* **What you have to do**:
Restate the complete material exactly.

· · · · · · ·

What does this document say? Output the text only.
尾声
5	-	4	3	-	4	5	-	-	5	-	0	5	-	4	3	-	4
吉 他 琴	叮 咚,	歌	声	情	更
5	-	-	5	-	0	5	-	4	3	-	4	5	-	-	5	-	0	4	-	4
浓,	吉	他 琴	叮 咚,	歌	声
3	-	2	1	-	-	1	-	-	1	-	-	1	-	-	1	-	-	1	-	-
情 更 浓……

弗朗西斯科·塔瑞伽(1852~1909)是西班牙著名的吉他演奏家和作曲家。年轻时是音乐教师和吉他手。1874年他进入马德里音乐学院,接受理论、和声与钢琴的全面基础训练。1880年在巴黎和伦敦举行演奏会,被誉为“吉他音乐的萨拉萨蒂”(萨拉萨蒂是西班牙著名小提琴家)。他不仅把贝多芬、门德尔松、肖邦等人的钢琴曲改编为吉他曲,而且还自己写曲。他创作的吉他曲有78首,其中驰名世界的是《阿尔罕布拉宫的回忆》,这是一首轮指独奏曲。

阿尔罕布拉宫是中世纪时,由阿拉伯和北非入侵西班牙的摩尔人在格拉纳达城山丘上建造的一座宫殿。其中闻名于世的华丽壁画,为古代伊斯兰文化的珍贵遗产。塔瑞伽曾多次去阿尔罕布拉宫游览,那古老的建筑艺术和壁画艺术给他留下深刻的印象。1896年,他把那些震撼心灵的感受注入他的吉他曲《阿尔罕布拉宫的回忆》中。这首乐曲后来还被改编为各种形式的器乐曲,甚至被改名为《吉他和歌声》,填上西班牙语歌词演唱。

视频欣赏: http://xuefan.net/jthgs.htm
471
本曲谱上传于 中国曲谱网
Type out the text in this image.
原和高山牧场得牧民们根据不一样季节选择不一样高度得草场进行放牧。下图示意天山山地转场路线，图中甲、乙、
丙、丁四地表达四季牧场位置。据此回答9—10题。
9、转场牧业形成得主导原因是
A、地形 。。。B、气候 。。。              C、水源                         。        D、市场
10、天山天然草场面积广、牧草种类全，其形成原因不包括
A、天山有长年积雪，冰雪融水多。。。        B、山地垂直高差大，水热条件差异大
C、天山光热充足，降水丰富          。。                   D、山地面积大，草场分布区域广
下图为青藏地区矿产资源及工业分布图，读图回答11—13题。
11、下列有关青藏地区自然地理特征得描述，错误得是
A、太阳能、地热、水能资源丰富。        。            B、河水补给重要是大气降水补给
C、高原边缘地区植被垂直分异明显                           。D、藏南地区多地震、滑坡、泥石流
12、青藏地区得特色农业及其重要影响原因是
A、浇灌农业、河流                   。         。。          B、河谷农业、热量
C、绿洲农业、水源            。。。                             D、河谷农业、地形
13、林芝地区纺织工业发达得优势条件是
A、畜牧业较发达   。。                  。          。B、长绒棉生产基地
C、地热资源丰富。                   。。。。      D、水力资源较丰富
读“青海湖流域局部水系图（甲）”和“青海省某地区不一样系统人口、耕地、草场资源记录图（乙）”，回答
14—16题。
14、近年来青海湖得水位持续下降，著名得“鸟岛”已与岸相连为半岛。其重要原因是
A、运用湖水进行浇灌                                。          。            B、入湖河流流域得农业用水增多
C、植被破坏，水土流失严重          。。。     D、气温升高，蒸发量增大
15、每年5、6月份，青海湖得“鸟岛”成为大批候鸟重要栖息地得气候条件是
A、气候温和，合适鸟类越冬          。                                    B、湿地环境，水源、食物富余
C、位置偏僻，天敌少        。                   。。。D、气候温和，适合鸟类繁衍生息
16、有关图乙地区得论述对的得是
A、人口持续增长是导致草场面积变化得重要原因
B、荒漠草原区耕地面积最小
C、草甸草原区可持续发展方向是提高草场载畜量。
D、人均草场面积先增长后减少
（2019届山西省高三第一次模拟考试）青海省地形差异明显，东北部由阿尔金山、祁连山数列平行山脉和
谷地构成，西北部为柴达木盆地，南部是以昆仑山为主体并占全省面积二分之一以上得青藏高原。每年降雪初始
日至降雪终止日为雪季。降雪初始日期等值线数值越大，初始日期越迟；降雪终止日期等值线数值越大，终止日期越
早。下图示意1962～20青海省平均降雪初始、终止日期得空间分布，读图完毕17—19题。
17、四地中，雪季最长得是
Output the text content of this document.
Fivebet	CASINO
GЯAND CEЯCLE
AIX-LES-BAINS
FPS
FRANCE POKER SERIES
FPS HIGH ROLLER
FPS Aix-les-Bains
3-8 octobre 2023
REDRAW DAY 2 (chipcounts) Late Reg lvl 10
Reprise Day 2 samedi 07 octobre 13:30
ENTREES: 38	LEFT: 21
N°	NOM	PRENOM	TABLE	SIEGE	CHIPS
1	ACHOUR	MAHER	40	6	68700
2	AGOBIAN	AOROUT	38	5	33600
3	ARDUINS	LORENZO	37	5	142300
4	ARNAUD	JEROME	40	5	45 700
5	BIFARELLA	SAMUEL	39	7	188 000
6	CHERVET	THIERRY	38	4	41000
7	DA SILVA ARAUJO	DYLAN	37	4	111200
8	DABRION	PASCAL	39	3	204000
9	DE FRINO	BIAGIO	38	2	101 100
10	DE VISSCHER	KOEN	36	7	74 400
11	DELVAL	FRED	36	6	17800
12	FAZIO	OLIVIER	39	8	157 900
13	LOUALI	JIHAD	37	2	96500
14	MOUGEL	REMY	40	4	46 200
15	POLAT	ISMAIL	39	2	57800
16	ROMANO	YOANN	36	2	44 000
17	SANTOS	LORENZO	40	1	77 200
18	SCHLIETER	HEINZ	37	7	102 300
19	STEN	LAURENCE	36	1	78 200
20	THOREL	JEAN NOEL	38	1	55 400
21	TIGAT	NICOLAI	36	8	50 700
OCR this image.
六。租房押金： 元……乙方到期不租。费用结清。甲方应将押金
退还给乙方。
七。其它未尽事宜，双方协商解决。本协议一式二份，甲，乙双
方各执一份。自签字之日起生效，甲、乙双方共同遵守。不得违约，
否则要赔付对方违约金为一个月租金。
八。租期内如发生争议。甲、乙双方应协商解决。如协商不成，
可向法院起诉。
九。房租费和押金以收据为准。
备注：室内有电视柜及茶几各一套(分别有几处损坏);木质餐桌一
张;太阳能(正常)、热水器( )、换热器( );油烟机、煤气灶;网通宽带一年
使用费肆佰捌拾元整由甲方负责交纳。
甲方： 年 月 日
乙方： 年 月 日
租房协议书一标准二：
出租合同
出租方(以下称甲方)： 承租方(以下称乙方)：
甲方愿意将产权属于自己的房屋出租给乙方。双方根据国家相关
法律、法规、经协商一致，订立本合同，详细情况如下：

· · · · · · ·

* **Answer to this task**:
What does this document say? Output the text only.
尾声
5	-	4	3	-	4	5	-	-	5	-	0	5	-	4	3	-	4
吉 他 琴	叮 咚,	歌	声	情	更
5	-	-	5	-	0	5	-	4	3	-	4	5	-	-	5	-	0	4	-	4
浓,	吉	他 琴	叮 咚,	歌	声
3	-	2	1	-	-	1	-	-	1	-	-	1	-	-	1	-	-	1	-	-
情 更 浓……

弗朗西斯科·塔瑞伽(1852~1909)是西班牙著名的吉他演奏家和作曲家。年轻时是音乐教师和吉他手。1874年他进入马德里音乐学院,接受理论、和声与钢琴的全面基础训练。1880年在巴黎和伦敦举行演奏会,被誉为“吉他音乐的萨拉萨蒂”(萨拉萨蒂是西班牙著名小提琴家)。他不仅把贝多芬、门德尔松、肖邦等人的钢琴曲改编为吉他曲,而且还自己写曲。他创作的吉他曲有78首,其中驰名世界的是《阿尔罕布拉宫的回忆》,这是一首轮指独奏曲。

阿尔罕布拉宫是中世纪时,由阿拉伯和北非入侵西班牙的摩尔人在格拉纳达城山丘上建造的一座宫殿。其中闻名于世的华丽壁画,为古代伊斯兰文化的珍贵遗产。塔瑞伽曾多次去阿尔罕布拉宫游览,那古老的建筑艺术和壁画艺术给他留下深刻的印象。1896年,他把那些震撼心灵的感受注入他的吉他曲《阿尔罕布拉宫的回忆》中。这首乐曲后来还被改编为各种形式的器乐曲,甚至被改名为《吉他和歌声》,填上西班牙语歌词演唱。

视频欣赏: http://xuefan.net/jthgs.htm
471
本曲谱上传于 中国曲谱网
Type out the text in this image.
原和高山牧场得牧民们根据不一样季节选择不一样高度得草场进行放牧。下图示意天山山地转场路线，图中甲、乙、
丙、丁四地表达四季牧场位置。据此回答9—10题。
9、转场牧业形成得主导原因是
A、地形 。。。B、气候 。。。              C、水源                         。        D、市场
10、天山天然草场面积广、牧草种类全，其形成原因不包括
A、天山有长年积雪，冰雪融水多。。。        B、山地垂直高差大，水热条件差异大
C、天山光热充足，降水丰富          。。                   D、山地面积大，草场分布区域广
下图为青藏地区矿产资源及工业分布图，读图回答11—13题。
11、下列有关青藏地区自然地理特征得描述，错误得是
A、太阳能、地热、水能资源丰富。        。            B、河水补给重要是大气降水补给
C、高原边缘地区植被垂直分异明显                           。D、藏南地区多地震、滑坡、泥石流
12、青藏地区得特色农业及其重要影响原因是
A、浇灌农业、河流                   。         。。          B、河谷农业、热量
C、绿洲农业、水源            。。。                             D、河谷农业、地形
13、林芝地区纺织工业发达得优势条件是
A、畜牧业较发达   。。                  。          。B、长绒棉生产基地
C、地热资源丰富。                   。。。。      D、水力资源较丰富
读“青海湖流域局部水系图（甲）”和“青海省某地区不一样系统人口、耕地、草场资源记录图（乙）”，回答
14—16题。
14、近年来青海湖得水位持续下降，著名得“鸟岛”已与岸相连为半岛。其重要原因是
A、运用湖水进行浇灌                                。          。            B、入湖河流流域得农业用水增多
C、植被破坏，水土流失严重          。。。     D、气温升高，蒸发量增大
15、每年5、6月份，青海湖得“鸟岛”成为大批候鸟重要栖息地得气候条件是
A、气候温和，合适鸟类越冬          。                                    B、湿地环境，水源、食物富余
C、位置偏僻，天敌少        。                   。。。D、气候温和，适合鸟类繁衍生息
16、有关图乙地区得论述对的得是
A、人口持续增长是导致草场面积变化得重要原因
B、荒漠草原区耕地面积最小
C、草甸草原区可持续发展方向是提高草场载畜量。
D、人均草场面积先增长后减少
（2019届山西省高三第一次模拟考试）青海省地形差异明显，东北部由阿尔金山、祁连山数列平行山脉和
谷地构成，西北部为柴达木盆地，南部是以昆仑山为主体并占全省面积二分之一以上得青藏高原。每年降雪初始
日至降雪终止日为雪季。降雪初始日期等值线数值越大，初始日期越迟；降雪终止日期等值线数值越大，终止日期越
早。下图示意1962～20青海省平均降雪初始、终止日期得空间分布，读图完毕17—19题。
17、四地中，雪季最长得是
Output the text content of this document.
Fivebet	CASINO
GЯAND CEЯCLE
AIX-LES-BAINS
FPS
FRANCE POKER SERIES
FPS HIGH ROLLER
FPS Aix-les-Bains
3-8 octobre 2023
REDRAW DAY 2 (chipcounts) Late Reg lvl 10
Reprise Day 2 samedi 07 octobre 13:30
ENTREES: 38	LEFT: 21
N°	NOM	PRENOM	TABLE	SIEGE	CHIPS
1	ACHOUR	MAHER	40	6	68700
2	AGOBIAN	AOROUT	38	5	33600
3	ARDUINS	LORENZO	37	5	142300
4	ARNAUD	JEROME	40	5	45 700
5	BIFARELLA	SAMUEL	39	7	188 000
6	CHERVET	THIERRY	38	4	41000
7	DA SILVA ARAUJO	DYLAN	37	4	111200
8	DABRION	PASCAL	39	3	204000
9	DE FRINO	BIAGIO	38	2	101 100
10	DE VISSCHER	KOEN	36	7	74 400
11	DELVAL	FRED	36	6	17800
12	FAZIO	OLIVIER	39	8	157 900
13	LOUALI	JIHAD	37	2	96500
14	MOUGEL	REMY	40	4	46 200
15	POLAT	ISMAIL	39	2	57800
16	ROMANO	YOANN	36	2	44 000
17	SANTOS	LORENZO	40	1	77 200
18	SCHLIETER	HEINZ	37	7	102 300
19	STEN	LAURENCE	36	1	78 200
20	THOREL	JEAN NOEL	38	1	55 400
21	TIGAT	NICOLAI	36	8	50 700
OCR this image.
六。租房押金： 元……乙方到期不租。费用结清。甲方应将押金
退还给乙方。
七。其它未尽事宜，双方协商解决。本协议一式二份，甲，乙双
方各执一份。自签字之日起生效，甲、乙双方共同遵守。不得违约，
否则要赔付对方违约金为一个月租金。
八。租期内如发生争议。甲、乙双方应协商解决。如协商不成，
可向法院起诉。
九。房租费和押金以收据为准。
备注：室内有电视柜及茶几各一套(分别有几处损坏);木质餐桌一
张;太阳能(正常)、热水器( )、换热器( );油烟机、煤气灶;网通宽带一年
使用费肆佰捌拾元整由甲方负责交纳。
甲方： 年 月 日
乙方： 年 月 日
租房协议书一标准二：
出租合同
出租方(以下称甲方)： 承租方(以下称乙方)：
甲方愿意将产权属于自己的房屋出租给乙方。双方根据国家相关
法律、法规、经协商一致，订立本合同，详细情况如下：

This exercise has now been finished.